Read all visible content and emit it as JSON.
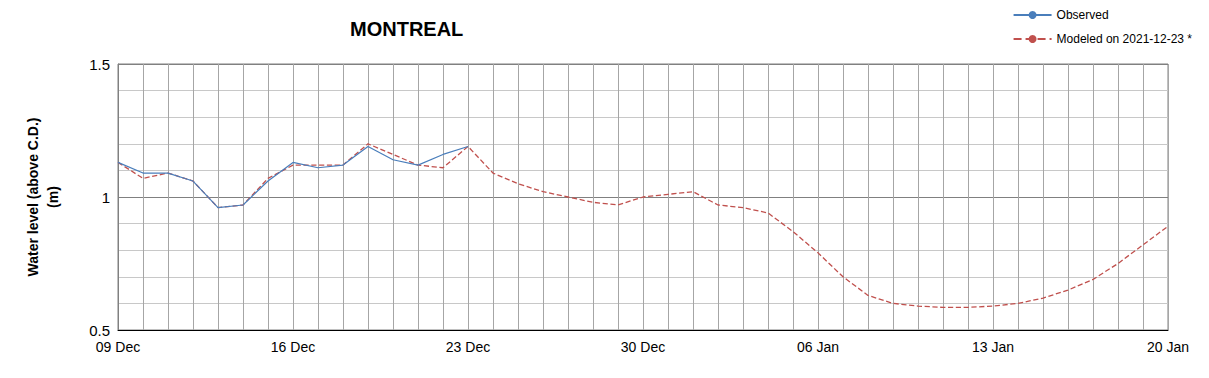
{
  "chart_data": {
    "type": "line",
    "title": "MONTREAL",
    "ylabel": "Water level (above C.D.)\n(m)",
    "categories": [
      "09 Dec",
      null,
      null,
      null,
      null,
      null,
      null,
      "16 Dec",
      null,
      null,
      null,
      null,
      null,
      null,
      "23 Dec",
      null,
      null,
      null,
      null,
      null,
      null,
      "30 Dec",
      null,
      null,
      null,
      null,
      null,
      null,
      "06 Jan",
      null,
      null,
      null,
      null,
      null,
      null,
      "13 Jan",
      null,
      null,
      null,
      null,
      null,
      null,
      "20 Jan"
    ],
    "series": [
      {
        "name": "Observed",
        "color": "#4a7ebb",
        "line_style": "solid",
        "values": [
          1.13,
          1.09,
          1.09,
          1.06,
          0.96,
          0.97,
          1.06,
          1.13,
          1.11,
          1.12,
          1.19,
          1.14,
          1.12,
          1.16,
          1.19,
          null,
          null,
          null,
          null,
          null,
          null,
          null,
          null,
          null,
          null,
          null,
          null,
          null,
          null,
          null,
          null,
          null,
          null,
          null,
          null,
          null,
          null,
          null,
          null,
          null,
          null,
          null,
          null
        ]
      },
      {
        "name": "Modeled on 2021-12-23 *",
        "color": "#c0504d",
        "line_style": "dashed",
        "values": [
          1.13,
          1.07,
          1.09,
          1.06,
          0.96,
          0.97,
          1.07,
          1.12,
          1.12,
          1.12,
          1.2,
          1.16,
          1.12,
          1.11,
          1.19,
          1.09,
          1.05,
          1.02,
          1.0,
          0.98,
          0.97,
          1.0,
          1.01,
          1.02,
          0.97,
          0.96,
          0.94,
          0.87,
          0.79,
          0.7,
          0.63,
          0.6,
          0.59,
          0.585,
          0.585,
          0.59,
          0.6,
          0.62,
          0.65,
          0.69,
          0.75,
          0.82,
          0.89
        ]
      }
    ],
    "ylim": [
      0.5,
      1.5
    ],
    "yticks": [
      0.5,
      1,
      1.5
    ],
    "grid": true,
    "legend": "top-right"
  }
}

== == ==

### [REQUIRED TASK]
Repeat the records in full, exactly as they appear, without the pictures.

### [EXERCISE RESPONSE]
Read all visible content and emit it as JSON.
{
  "chart_data": {
    "type": "line",
    "title": "MONTREAL",
    "ylabel": "Water level (above C.D.)\n(m)",
    "categories": [
      "09 Dec",
      null,
      null,
      null,
      null,
      null,
      null,
      "16 Dec",
      null,
      null,
      null,
      null,
      null,
      null,
      "23 Dec",
      null,
      null,
      null,
      null,
      null,
      null,
      "30 Dec",
      null,
      null,
      null,
      null,
      null,
      null,
      "06 Jan",
      null,
      null,
      null,
      null,
      null,
      null,
      "13 Jan",
      null,
      null,
      null,
      null,
      null,
      null,
      "20 Jan"
    ],
    "series": [
      {
        "name": "Observed",
        "color": "#4a7ebb",
        "line_style": "solid",
        "values": [
          1.13,
          1.09,
          1.09,
          1.06,
          0.96,
          0.97,
          1.06,
          1.13,
          1.11,
          1.12,
          1.19,
          1.14,
          1.12,
          1.16,
          1.19,
          null,
          null,
          null,
          null,
          null,
          null,
          null,
          null,
          null,
          null,
          null,
          null,
          null,
          null,
          null,
          null,
          null,
          null,
          null,
          null,
          null,
          null,
          null,
          null,
          null,
          null,
          null,
          null
        ]
      },
      {
        "name": "Modeled on 2021-12-23 *",
        "color": "#c0504d",
        "line_style": "dashed",
        "values": [
          1.13,
          1.07,
          1.09,
          1.06,
          0.96,
          0.97,
          1.07,
          1.12,
          1.12,
          1.12,
          1.2,
          1.16,
          1.12,
          1.11,
          1.19,
          1.09,
          1.05,
          1.02,
          1.0,
          0.98,
          0.97,
          1.0,
          1.01,
          1.02,
          0.97,
          0.96,
          0.94,
          0.87,
          0.79,
          0.7,
          0.63,
          0.6,
          0.59,
          0.585,
          0.585,
          0.59,
          0.6,
          0.62,
          0.65,
          0.69,
          0.75,
          0.82,
          0.89
        ]
      }
    ],
    "ylim": [
      0.5,
      1.5
    ],
    "yticks": [
      0.5,
      1,
      1.5
    ],
    "grid": true,
    "legend": "top-right"
  }
}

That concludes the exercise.